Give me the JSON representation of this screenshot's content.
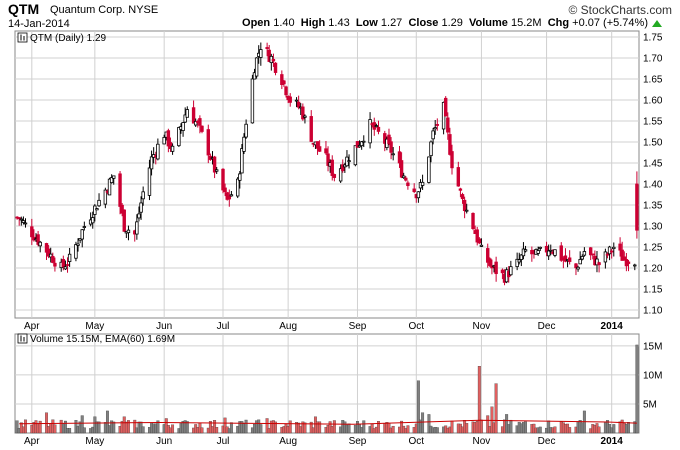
{
  "header": {
    "symbol": "QTM",
    "company": "Quantum Corp.",
    "exchange": "NYSE",
    "date": "14-Jan-2014",
    "brand": "© StockCharts.com",
    "open_label": "Open",
    "open": "1.40",
    "high_label": "High",
    "high": "1.43",
    "low_label": "Low",
    "low": "1.27",
    "close_label": "Close",
    "close": "1.29",
    "volume_label": "Volume",
    "volume": "15.2M",
    "chg_label": "Chg",
    "chg": "+0.07 (+5.74%)",
    "chg_icon": "up-triangle-icon",
    "chg_color": "#22aa22"
  },
  "price_legend": "QTM (Daily) 1.29",
  "volume_legend": "Volume 15.15M, EMA(60) 1.69M",
  "colors": {
    "up": "#000000",
    "down": "#cc0033",
    "vol_down": "#e06060",
    "vol_up": "#808080",
    "ema": "#cc0000",
    "grid": "#d0d0d0"
  },
  "chart_data": [
    {
      "type": "candlestick",
      "title": "QTM (Daily) 1.29",
      "ylim": [
        1.1,
        1.75
      ],
      "y_ticks": [
        "1.10",
        "1.15",
        "1.20",
        "1.25",
        "1.30",
        "1.35",
        "1.40",
        "1.45",
        "1.50",
        "1.55",
        "1.60",
        "1.65",
        "1.70",
        "1.75"
      ],
      "x_ticks": [
        "Apr",
        "May",
        "Jun",
        "Jul",
        "Aug",
        "Sep",
        "Oct",
        "Nov",
        "Dec",
        "2014"
      ],
      "grid": true,
      "close_path": {
        "x": [
          "2013-03-26",
          "2013-04-05",
          "2013-04-15",
          "2013-04-19",
          "2013-04-26",
          "2013-05-03",
          "2013-05-10",
          "2013-05-15",
          "2013-05-20",
          "2013-05-24",
          "2013-05-28",
          "2013-06-03",
          "2013-06-07",
          "2013-06-14",
          "2013-06-19",
          "2013-06-24",
          "2013-06-28",
          "2013-07-03",
          "2013-07-08",
          "2013-07-12",
          "2013-07-16",
          "2013-07-19",
          "2013-07-24",
          "2013-07-29",
          "2013-08-02",
          "2013-08-07",
          "2013-08-13",
          "2013-08-19",
          "2013-08-23",
          "2013-08-29",
          "2013-09-04",
          "2013-09-09",
          "2013-09-13",
          "2013-09-19",
          "2013-09-25",
          "2013-10-01",
          "2013-10-04",
          "2013-10-09",
          "2013-10-14",
          "2013-10-18",
          "2013-10-23",
          "2013-10-28",
          "2013-11-01",
          "2013-11-06",
          "2013-11-12",
          "2013-11-18",
          "2013-11-22",
          "2013-11-27",
          "2013-12-04",
          "2013-12-10",
          "2013-12-16",
          "2013-12-20",
          "2013-12-27",
          "2014-01-03",
          "2014-01-08",
          "2014-01-13",
          "2014-01-14"
        ],
        "y": [
          1.32,
          1.26,
          1.2,
          1.22,
          1.3,
          1.36,
          1.42,
          1.3,
          1.28,
          1.38,
          1.46,
          1.52,
          1.48,
          1.58,
          1.54,
          1.48,
          1.42,
          1.36,
          1.4,
          1.55,
          1.68,
          1.73,
          1.7,
          1.65,
          1.6,
          1.58,
          1.5,
          1.46,
          1.42,
          1.46,
          1.5,
          1.54,
          1.52,
          1.48,
          1.42,
          1.38,
          1.4,
          1.52,
          1.58,
          1.45,
          1.36,
          1.3,
          1.24,
          1.2,
          1.18,
          1.21,
          1.24,
          1.23,
          1.25,
          1.22,
          1.2,
          1.24,
          1.21,
          1.25,
          1.22,
          1.22,
          1.29
        ]
      }
    },
    {
      "type": "bar",
      "title": "Volume 15.15M, EMA(60) 1.69M",
      "ylim": [
        0,
        16
      ],
      "y_ticks": [
        "5M",
        "10M",
        "15M"
      ],
      "x_ticks": [
        "Apr",
        "May",
        "Jun",
        "Jul",
        "Aug",
        "Sep",
        "Oct",
        "Nov",
        "Dec",
        "2014"
      ],
      "typical_volume_m": 1.7,
      "spikes": [
        {
          "x": "2013-04-08",
          "value": 3.5
        },
        {
          "x": "2013-04-25",
          "value": 3.0
        },
        {
          "x": "2013-05-01",
          "value": 2.8
        },
        {
          "x": "2013-05-07",
          "value": 3.8
        },
        {
          "x": "2013-05-15",
          "value": 2.8
        },
        {
          "x": "2013-06-04",
          "value": 2.5
        },
        {
          "x": "2013-07-02",
          "value": 2.6
        },
        {
          "x": "2013-07-22",
          "value": 2.5
        },
        {
          "x": "2013-08-14",
          "value": 2.8
        },
        {
          "x": "2013-10-02",
          "value": 9.0
        },
        {
          "x": "2013-10-04",
          "value": 3.5
        },
        {
          "x": "2013-10-07",
          "value": 3.2
        },
        {
          "x": "2013-10-31",
          "value": 11.5
        },
        {
          "x": "2013-11-04",
          "value": 3.0
        },
        {
          "x": "2013-11-06",
          "value": 4.5
        },
        {
          "x": "2013-11-08",
          "value": 8.5
        },
        {
          "x": "2013-11-13",
          "value": 3.2
        },
        {
          "x": "2013-12-20",
          "value": 3.8
        },
        {
          "x": "2014-01-14",
          "value": 15.15
        }
      ],
      "ema60": {
        "x": [
          "2013-03-26",
          "2013-06-01",
          "2013-09-01",
          "2013-10-31",
          "2013-12-31",
          "2014-01-14"
        ],
        "y": [
          1.6,
          1.8,
          1.5,
          2.2,
          1.9,
          1.69
        ]
      }
    }
  ]
}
+++
Aim of the task:
Reproduce the entries above exactly. Do not include the images.

Written answer:
Give me the JSON representation of this screenshot's content.
{
  "header": {
    "symbol": "QTM",
    "company": "Quantum Corp.",
    "exchange": "NYSE",
    "date": "14-Jan-2014",
    "brand": "© StockCharts.com",
    "open_label": "Open",
    "open": "1.40",
    "high_label": "High",
    "high": "1.43",
    "low_label": "Low",
    "low": "1.27",
    "close_label": "Close",
    "close": "1.29",
    "volume_label": "Volume",
    "volume": "15.2M",
    "chg_label": "Chg",
    "chg": "+0.07 (+5.74%)",
    "chg_icon": "up-triangle-icon",
    "chg_color": "#22aa22"
  },
  "price_legend": "QTM (Daily) 1.29",
  "volume_legend": "Volume 15.15M, EMA(60) 1.69M",
  "colors": {
    "up": "#000000",
    "down": "#cc0033",
    "vol_down": "#e06060",
    "vol_up": "#808080",
    "ema": "#cc0000",
    "grid": "#d0d0d0"
  },
  "chart_data": [
    {
      "type": "candlestick",
      "title": "QTM (Daily) 1.29",
      "ylim": [
        1.1,
        1.75
      ],
      "y_ticks": [
        "1.10",
        "1.15",
        "1.20",
        "1.25",
        "1.30",
        "1.35",
        "1.40",
        "1.45",
        "1.50",
        "1.55",
        "1.60",
        "1.65",
        "1.70",
        "1.75"
      ],
      "x_ticks": [
        "Apr",
        "May",
        "Jun",
        "Jul",
        "Aug",
        "Sep",
        "Oct",
        "Nov",
        "Dec",
        "2014"
      ],
      "grid": true,
      "close_path": {
        "x": [
          "2013-03-26",
          "2013-04-05",
          "2013-04-15",
          "2013-04-19",
          "2013-04-26",
          "2013-05-03",
          "2013-05-10",
          "2013-05-15",
          "2013-05-20",
          "2013-05-24",
          "2013-05-28",
          "2013-06-03",
          "2013-06-07",
          "2013-06-14",
          "2013-06-19",
          "2013-06-24",
          "2013-06-28",
          "2013-07-03",
          "2013-07-08",
          "2013-07-12",
          "2013-07-16",
          "2013-07-19",
          "2013-07-24",
          "2013-07-29",
          "2013-08-02",
          "2013-08-07",
          "2013-08-13",
          "2013-08-19",
          "2013-08-23",
          "2013-08-29",
          "2013-09-04",
          "2013-09-09",
          "2013-09-13",
          "2013-09-19",
          "2013-09-25",
          "2013-10-01",
          "2013-10-04",
          "2013-10-09",
          "2013-10-14",
          "2013-10-18",
          "2013-10-23",
          "2013-10-28",
          "2013-11-01",
          "2013-11-06",
          "2013-11-12",
          "2013-11-18",
          "2013-11-22",
          "2013-11-27",
          "2013-12-04",
          "2013-12-10",
          "2013-12-16",
          "2013-12-20",
          "2013-12-27",
          "2014-01-03",
          "2014-01-08",
          "2014-01-13",
          "2014-01-14"
        ],
        "y": [
          1.32,
          1.26,
          1.2,
          1.22,
          1.3,
          1.36,
          1.42,
          1.3,
          1.28,
          1.38,
          1.46,
          1.52,
          1.48,
          1.58,
          1.54,
          1.48,
          1.42,
          1.36,
          1.4,
          1.55,
          1.68,
          1.73,
          1.7,
          1.65,
          1.6,
          1.58,
          1.5,
          1.46,
          1.42,
          1.46,
          1.5,
          1.54,
          1.52,
          1.48,
          1.42,
          1.38,
          1.4,
          1.52,
          1.58,
          1.45,
          1.36,
          1.3,
          1.24,
          1.2,
          1.18,
          1.21,
          1.24,
          1.23,
          1.25,
          1.22,
          1.2,
          1.24,
          1.21,
          1.25,
          1.22,
          1.22,
          1.29
        ]
      }
    },
    {
      "type": "bar",
      "title": "Volume 15.15M, EMA(60) 1.69M",
      "ylim": [
        0,
        16
      ],
      "y_ticks": [
        "5M",
        "10M",
        "15M"
      ],
      "x_ticks": [
        "Apr",
        "May",
        "Jun",
        "Jul",
        "Aug",
        "Sep",
        "Oct",
        "Nov",
        "Dec",
        "2014"
      ],
      "typical_volume_m": 1.7,
      "spikes": [
        {
          "x": "2013-04-08",
          "value": 3.5
        },
        {
          "x": "2013-04-25",
          "value": 3.0
        },
        {
          "x": "2013-05-01",
          "value": 2.8
        },
        {
          "x": "2013-05-07",
          "value": 3.8
        },
        {
          "x": "2013-05-15",
          "value": 2.8
        },
        {
          "x": "2013-06-04",
          "value": 2.5
        },
        {
          "x": "2013-07-02",
          "value": 2.6
        },
        {
          "x": "2013-07-22",
          "value": 2.5
        },
        {
          "x": "2013-08-14",
          "value": 2.8
        },
        {
          "x": "2013-10-02",
          "value": 9.0
        },
        {
          "x": "2013-10-04",
          "value": 3.5
        },
        {
          "x": "2013-10-07",
          "value": 3.2
        },
        {
          "x": "2013-10-31",
          "value": 11.5
        },
        {
          "x": "2013-11-04",
          "value": 3.0
        },
        {
          "x": "2013-11-06",
          "value": 4.5
        },
        {
          "x": "2013-11-08",
          "value": 8.5
        },
        {
          "x": "2013-11-13",
          "value": 3.2
        },
        {
          "x": "2013-12-20",
          "value": 3.8
        },
        {
          "x": "2014-01-14",
          "value": 15.15
        }
      ],
      "ema60": {
        "x": [
          "2013-03-26",
          "2013-06-01",
          "2013-09-01",
          "2013-10-31",
          "2013-12-31",
          "2014-01-14"
        ],
        "y": [
          1.6,
          1.8,
          1.5,
          2.2,
          1.9,
          1.69
        ]
      }
    }
  ]
}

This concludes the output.